- Aim of the task -
Reproduce the material exactly, omitting nothing.

★ ★ ★

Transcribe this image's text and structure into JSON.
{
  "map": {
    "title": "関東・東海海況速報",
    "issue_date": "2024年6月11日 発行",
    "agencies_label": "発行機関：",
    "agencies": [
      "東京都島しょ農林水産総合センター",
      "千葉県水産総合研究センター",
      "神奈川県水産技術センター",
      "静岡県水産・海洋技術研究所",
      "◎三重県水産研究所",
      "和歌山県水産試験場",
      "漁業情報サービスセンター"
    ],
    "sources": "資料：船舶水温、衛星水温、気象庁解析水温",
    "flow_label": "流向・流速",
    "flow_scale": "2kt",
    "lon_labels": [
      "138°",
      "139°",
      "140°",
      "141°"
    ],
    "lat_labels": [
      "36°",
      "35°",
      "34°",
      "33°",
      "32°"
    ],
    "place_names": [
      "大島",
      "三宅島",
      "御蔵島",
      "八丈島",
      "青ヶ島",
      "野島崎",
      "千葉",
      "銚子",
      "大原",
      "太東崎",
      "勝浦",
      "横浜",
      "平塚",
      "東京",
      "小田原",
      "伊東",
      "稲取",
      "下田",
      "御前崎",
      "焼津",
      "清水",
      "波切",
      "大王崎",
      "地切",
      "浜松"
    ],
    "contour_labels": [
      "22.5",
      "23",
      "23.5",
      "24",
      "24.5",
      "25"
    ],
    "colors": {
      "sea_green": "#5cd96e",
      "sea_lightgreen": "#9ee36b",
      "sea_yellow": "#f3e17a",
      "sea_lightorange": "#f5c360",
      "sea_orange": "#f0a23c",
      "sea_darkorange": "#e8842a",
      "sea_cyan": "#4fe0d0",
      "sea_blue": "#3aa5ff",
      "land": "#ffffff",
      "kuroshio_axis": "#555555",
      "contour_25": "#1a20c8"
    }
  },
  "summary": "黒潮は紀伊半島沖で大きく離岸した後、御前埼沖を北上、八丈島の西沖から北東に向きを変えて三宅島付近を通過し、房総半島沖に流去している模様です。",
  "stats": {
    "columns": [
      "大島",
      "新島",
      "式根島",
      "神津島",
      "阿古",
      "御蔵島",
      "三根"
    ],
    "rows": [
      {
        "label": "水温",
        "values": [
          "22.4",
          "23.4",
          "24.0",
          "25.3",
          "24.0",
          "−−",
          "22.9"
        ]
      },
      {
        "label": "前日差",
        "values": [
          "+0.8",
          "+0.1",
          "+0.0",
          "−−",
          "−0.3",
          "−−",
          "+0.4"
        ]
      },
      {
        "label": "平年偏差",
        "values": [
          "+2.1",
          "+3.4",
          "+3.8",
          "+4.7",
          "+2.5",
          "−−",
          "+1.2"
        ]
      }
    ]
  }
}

★ ★ ★

- Final answer -
Transcribe this image's text and structure into JSON.
{
  "map": {
    "title": "関東・東海海況速報",
    "issue_date": "2024年6月11日 発行",
    "agencies_label": "発行機関：",
    "agencies": [
      "東京都島しょ農林水産総合センター",
      "千葉県水産総合研究センター",
      "神奈川県水産技術センター",
      "静岡県水産・海洋技術研究所",
      "◎三重県水産研究所",
      "和歌山県水産試験場",
      "漁業情報サービスセンター"
    ],
    "sources": "資料：船舶水温、衛星水温、気象庁解析水温",
    "flow_label": "流向・流速",
    "flow_scale": "2kt",
    "lon_labels": [
      "138°",
      "139°",
      "140°",
      "141°"
    ],
    "lat_labels": [
      "36°",
      "35°",
      "34°",
      "33°",
      "32°"
    ],
    "place_names": [
      "大島",
      "三宅島",
      "御蔵島",
      "八丈島",
      "青ヶ島",
      "野島崎",
      "千葉",
      "銚子",
      "大原",
      "太東崎",
      "勝浦",
      "横浜",
      "平塚",
      "東京",
      "小田原",
      "伊東",
      "稲取",
      "下田",
      "御前崎",
      "焼津",
      "清水",
      "波切",
      "大王崎",
      "地切",
      "浜松"
    ],
    "contour_labels": [
      "22.5",
      "23",
      "23.5",
      "24",
      "24.5",
      "25"
    ],
    "colors": {
      "sea_green": "#5cd96e",
      "sea_lightgreen": "#9ee36b",
      "sea_yellow": "#f3e17a",
      "sea_lightorange": "#f5c360",
      "sea_orange": "#f0a23c",
      "sea_darkorange": "#e8842a",
      "sea_cyan": "#4fe0d0",
      "sea_blue": "#3aa5ff",
      "land": "#ffffff",
      "kuroshio_axis": "#555555",
      "contour_25": "#1a20c8"
    }
  },
  "summary": "黒潮は紀伊半島沖で大きく離岸した後、御前埼沖を北上、八丈島の西沖から北東に向きを変えて三宅島付近を通過し、房総半島沖に流去している模様です。",
  "stats": {
    "columns": [
      "大島",
      "新島",
      "式根島",
      "神津島",
      "阿古",
      "御蔵島",
      "三根"
    ],
    "rows": [
      {
        "label": "水温",
        "values": [
          "22.4",
          "23.4",
          "24.0",
          "25.3",
          "24.0",
          "−−",
          "22.9"
        ]
      },
      {
        "label": "前日差",
        "values": [
          "+0.8",
          "+0.1",
          "+0.0",
          "−−",
          "−0.3",
          "−−",
          "+0.4"
        ]
      },
      {
        "label": "平年偏差",
        "values": [
          "+2.1",
          "+3.4",
          "+3.8",
          "+4.7",
          "+2.5",
          "−−",
          "+1.2"
        ]
      }
    ]
  }
}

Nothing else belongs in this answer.